*EXERCISE REQUIREMENTS*: Extract every record, keeping each one exactly as it is.
- - - -
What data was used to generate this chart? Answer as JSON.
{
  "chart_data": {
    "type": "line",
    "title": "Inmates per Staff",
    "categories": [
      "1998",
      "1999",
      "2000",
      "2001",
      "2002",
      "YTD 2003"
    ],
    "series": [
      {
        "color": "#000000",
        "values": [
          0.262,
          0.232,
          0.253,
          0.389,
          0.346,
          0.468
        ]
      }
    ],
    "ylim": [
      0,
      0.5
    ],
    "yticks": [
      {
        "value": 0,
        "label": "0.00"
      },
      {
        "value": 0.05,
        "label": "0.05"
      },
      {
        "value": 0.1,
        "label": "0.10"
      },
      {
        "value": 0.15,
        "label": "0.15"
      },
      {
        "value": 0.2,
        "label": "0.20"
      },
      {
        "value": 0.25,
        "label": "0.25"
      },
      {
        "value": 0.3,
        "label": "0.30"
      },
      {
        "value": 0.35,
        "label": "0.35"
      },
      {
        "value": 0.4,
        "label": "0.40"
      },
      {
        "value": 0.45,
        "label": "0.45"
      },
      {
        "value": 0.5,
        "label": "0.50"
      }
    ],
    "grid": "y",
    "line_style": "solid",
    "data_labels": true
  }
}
- - - -
*WRITTEN ANSWER*:
What data was used to generate this chart? Answer as JSON.
{
  "chart_data": {
    "type": "line",
    "title": "Inmates per Staff",
    "categories": [
      "1998",
      "1999",
      "2000",
      "2001",
      "2002",
      "YTD 2003"
    ],
    "series": [
      {
        "color": "#000000",
        "values": [
          0.262,
          0.232,
          0.253,
          0.389,
          0.346,
          0.468
        ]
      }
    ],
    "ylim": [
      0,
      0.5
    ],
    "yticks": [
      {
        "value": 0,
        "label": "0.00"
      },
      {
        "value": 0.05,
        "label": "0.05"
      },
      {
        "value": 0.1,
        "label": "0.10"
      },
      {
        "value": 0.15,
        "label": "0.15"
      },
      {
        "value": 0.2,
        "label": "0.20"
      },
      {
        "value": 0.25,
        "label": "0.25"
      },
      {
        "value": 0.3,
        "label": "0.30"
      },
      {
        "value": 0.35,
        "label": "0.35"
      },
      {
        "value": 0.4,
        "label": "0.40"
      },
      {
        "value": 0.45,
        "label": "0.45"
      },
      {
        "value": 0.5,
        "label": "0.50"
      }
    ],
    "grid": "y",
    "line_style": "solid",
    "data_labels": true
  }
}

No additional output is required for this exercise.